(Saved entries)
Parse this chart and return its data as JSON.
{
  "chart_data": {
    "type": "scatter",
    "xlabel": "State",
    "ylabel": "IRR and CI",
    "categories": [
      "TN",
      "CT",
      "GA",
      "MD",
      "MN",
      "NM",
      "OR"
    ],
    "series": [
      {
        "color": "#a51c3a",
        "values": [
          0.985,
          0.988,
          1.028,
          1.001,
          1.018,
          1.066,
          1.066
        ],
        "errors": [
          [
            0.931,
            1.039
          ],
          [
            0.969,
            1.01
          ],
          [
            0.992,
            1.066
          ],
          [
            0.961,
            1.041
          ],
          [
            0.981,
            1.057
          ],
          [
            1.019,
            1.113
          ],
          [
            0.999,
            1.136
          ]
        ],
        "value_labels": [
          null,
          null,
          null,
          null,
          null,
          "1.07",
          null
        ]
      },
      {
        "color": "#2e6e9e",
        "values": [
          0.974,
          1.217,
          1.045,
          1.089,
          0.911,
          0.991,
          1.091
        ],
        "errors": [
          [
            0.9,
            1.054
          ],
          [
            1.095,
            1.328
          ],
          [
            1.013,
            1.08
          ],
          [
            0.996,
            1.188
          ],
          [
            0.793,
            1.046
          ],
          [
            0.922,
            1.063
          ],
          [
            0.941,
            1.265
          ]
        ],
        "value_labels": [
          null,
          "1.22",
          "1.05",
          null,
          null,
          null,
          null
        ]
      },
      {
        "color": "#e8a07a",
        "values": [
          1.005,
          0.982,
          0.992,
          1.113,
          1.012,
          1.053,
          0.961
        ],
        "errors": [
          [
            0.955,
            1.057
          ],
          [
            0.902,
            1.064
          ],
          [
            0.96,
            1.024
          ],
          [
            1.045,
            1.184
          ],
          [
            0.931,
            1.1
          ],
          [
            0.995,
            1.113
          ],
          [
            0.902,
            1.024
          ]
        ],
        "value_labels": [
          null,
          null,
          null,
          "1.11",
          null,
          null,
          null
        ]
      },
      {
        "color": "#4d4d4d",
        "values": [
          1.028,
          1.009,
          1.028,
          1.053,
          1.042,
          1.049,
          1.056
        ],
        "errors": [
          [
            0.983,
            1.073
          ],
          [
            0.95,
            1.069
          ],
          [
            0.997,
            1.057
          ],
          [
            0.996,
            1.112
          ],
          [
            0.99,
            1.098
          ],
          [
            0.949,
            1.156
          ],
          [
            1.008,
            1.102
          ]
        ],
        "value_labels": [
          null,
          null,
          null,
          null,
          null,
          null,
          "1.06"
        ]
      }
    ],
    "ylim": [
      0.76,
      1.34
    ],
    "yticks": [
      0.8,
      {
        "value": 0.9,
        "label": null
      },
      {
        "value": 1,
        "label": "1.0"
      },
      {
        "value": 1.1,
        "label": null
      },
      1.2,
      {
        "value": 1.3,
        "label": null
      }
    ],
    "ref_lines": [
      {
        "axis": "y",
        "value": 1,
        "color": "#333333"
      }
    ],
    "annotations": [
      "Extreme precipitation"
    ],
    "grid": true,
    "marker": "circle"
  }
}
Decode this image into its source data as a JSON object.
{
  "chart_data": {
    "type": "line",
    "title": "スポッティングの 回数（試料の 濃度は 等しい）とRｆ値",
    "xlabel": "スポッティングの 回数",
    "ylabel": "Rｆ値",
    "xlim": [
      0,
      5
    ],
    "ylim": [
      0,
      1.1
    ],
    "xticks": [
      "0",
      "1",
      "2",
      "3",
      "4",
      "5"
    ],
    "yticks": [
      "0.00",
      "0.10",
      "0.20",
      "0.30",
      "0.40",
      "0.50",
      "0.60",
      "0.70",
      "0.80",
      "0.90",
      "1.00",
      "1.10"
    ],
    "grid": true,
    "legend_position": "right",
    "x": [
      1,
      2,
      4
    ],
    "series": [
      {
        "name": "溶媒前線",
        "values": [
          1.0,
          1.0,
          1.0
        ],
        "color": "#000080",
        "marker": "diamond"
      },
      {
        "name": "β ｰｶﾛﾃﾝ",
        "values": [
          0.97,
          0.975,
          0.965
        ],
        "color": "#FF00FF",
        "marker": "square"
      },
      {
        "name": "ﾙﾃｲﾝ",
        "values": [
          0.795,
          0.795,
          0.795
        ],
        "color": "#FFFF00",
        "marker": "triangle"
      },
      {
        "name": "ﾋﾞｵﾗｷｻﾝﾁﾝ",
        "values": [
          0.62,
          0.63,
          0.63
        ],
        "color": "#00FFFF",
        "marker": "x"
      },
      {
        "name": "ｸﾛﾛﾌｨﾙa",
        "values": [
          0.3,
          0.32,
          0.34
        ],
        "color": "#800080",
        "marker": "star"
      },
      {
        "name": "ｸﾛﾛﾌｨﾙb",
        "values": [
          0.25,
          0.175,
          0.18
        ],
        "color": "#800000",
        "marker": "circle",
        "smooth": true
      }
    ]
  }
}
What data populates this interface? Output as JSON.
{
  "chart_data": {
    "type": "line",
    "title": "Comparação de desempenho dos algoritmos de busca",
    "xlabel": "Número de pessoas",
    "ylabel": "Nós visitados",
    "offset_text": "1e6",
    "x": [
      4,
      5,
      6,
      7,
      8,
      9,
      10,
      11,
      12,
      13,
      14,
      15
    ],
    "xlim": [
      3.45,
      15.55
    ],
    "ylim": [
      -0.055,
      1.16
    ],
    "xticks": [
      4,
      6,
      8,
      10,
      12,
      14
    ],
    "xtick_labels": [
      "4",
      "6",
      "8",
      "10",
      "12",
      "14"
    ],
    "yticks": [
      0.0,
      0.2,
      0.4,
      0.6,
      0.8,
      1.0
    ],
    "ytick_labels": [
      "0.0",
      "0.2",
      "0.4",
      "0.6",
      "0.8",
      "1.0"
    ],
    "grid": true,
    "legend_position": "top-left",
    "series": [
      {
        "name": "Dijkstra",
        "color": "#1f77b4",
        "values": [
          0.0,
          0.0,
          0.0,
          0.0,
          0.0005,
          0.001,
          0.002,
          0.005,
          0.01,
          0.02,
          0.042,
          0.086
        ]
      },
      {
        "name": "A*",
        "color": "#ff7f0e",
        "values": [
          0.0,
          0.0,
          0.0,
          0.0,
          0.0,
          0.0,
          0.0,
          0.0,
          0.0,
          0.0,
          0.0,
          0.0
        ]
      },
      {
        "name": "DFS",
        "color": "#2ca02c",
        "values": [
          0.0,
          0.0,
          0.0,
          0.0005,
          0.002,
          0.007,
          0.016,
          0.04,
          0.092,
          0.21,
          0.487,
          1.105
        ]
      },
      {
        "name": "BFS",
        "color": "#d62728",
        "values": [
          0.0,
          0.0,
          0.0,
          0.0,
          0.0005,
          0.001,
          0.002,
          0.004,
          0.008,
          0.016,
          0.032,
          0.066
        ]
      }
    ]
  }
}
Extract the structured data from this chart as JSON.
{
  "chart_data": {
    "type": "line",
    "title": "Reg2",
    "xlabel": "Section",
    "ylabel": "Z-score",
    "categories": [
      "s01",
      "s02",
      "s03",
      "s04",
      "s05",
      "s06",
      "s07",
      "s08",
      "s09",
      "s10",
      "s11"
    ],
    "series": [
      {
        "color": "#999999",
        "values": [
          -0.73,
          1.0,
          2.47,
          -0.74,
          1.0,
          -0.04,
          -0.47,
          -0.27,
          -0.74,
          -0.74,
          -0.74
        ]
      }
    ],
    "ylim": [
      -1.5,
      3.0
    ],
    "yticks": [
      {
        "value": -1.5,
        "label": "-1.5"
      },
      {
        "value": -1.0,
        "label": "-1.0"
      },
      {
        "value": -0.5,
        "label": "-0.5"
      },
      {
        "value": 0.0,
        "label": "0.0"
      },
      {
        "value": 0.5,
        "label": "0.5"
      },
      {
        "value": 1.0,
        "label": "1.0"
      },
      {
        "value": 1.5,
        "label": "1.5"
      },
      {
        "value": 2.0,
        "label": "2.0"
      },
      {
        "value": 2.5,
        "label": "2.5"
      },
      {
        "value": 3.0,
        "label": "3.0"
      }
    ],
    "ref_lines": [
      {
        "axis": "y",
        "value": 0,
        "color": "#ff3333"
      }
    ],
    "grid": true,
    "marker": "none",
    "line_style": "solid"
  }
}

Given task -> Go through the material above and count the lines that contain "xlabel"; answer with the number alone.

Solution -> 4